Show each line of the data below that has the string "打隔模式" in it.
"""
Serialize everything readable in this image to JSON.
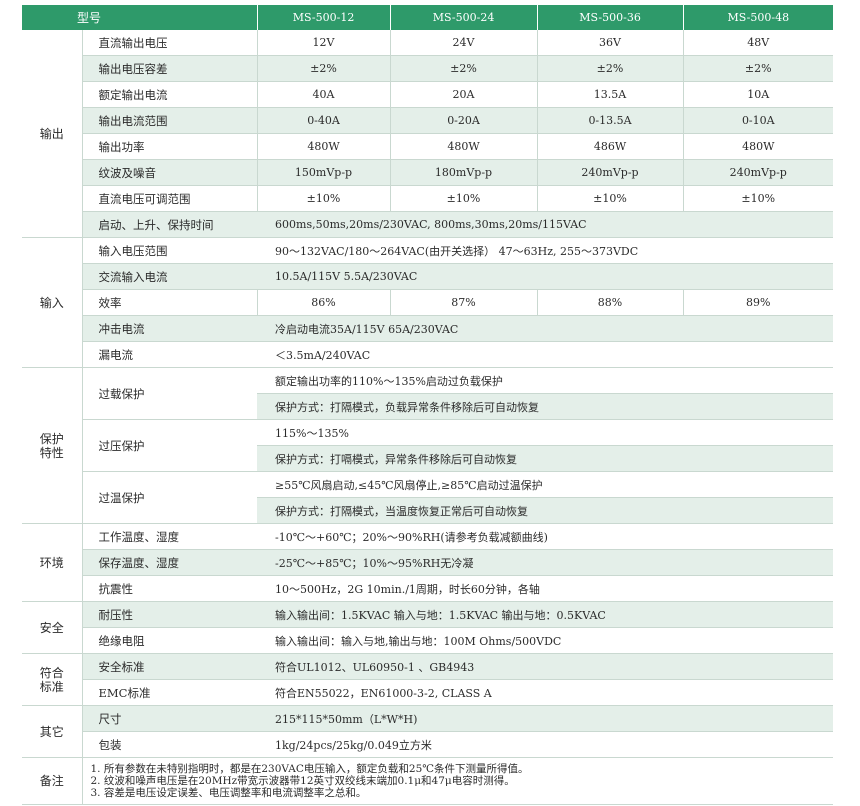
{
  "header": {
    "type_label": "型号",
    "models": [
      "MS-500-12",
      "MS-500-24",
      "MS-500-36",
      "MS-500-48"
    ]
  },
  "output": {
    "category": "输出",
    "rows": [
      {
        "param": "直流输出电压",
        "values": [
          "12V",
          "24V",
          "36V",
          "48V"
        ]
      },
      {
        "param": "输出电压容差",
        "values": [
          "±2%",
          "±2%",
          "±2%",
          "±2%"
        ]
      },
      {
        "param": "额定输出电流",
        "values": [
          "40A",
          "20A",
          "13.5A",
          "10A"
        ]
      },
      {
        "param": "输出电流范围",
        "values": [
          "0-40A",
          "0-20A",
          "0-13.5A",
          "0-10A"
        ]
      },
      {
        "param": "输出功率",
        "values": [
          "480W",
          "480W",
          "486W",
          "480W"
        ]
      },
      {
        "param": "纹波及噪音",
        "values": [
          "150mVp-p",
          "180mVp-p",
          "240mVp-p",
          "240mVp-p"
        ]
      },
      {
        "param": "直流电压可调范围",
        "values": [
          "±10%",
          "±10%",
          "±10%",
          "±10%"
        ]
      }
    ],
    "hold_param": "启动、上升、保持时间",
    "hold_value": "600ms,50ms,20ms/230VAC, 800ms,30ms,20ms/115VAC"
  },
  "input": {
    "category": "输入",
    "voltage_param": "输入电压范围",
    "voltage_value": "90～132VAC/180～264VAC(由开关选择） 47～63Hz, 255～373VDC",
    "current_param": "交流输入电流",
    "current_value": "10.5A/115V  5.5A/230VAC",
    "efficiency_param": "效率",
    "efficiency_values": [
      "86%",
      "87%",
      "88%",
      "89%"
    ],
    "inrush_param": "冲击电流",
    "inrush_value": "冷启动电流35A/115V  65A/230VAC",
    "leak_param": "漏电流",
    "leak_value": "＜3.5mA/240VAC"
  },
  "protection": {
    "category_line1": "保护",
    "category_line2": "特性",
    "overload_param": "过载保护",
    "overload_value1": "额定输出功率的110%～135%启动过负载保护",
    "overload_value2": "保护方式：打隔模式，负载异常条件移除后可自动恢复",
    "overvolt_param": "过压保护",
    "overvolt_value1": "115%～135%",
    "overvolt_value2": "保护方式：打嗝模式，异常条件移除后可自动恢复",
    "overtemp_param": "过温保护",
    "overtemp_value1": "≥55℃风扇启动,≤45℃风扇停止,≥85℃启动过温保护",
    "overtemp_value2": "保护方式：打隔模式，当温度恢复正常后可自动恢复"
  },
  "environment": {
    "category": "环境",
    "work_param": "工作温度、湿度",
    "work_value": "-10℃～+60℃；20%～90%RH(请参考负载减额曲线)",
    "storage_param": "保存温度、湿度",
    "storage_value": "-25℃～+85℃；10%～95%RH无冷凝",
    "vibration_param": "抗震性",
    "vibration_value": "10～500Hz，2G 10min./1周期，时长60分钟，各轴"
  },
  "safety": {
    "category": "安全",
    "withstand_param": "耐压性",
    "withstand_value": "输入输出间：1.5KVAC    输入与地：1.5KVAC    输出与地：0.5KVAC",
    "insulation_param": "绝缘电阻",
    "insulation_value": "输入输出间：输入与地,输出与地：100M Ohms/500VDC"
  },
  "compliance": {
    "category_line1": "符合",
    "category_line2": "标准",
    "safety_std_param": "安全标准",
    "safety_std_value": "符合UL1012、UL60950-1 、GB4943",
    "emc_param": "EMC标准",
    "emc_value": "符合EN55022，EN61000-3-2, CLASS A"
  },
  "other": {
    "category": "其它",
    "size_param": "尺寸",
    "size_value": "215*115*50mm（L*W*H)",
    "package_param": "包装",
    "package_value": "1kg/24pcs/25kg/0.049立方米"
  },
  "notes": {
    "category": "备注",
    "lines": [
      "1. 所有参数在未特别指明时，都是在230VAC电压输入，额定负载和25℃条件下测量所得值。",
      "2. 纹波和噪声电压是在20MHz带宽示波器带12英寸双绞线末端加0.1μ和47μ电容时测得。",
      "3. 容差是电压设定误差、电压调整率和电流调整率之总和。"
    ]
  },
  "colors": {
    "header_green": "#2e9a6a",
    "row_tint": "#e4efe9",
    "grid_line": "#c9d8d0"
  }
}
"""
▸ Answer to this task:
    "overload_value2": "保护方式：打隔模式，负载异常条件移除后可自动恢复",
    "overtemp_value2": "保护方式：打隔模式，当温度恢复正常后可自动恢复"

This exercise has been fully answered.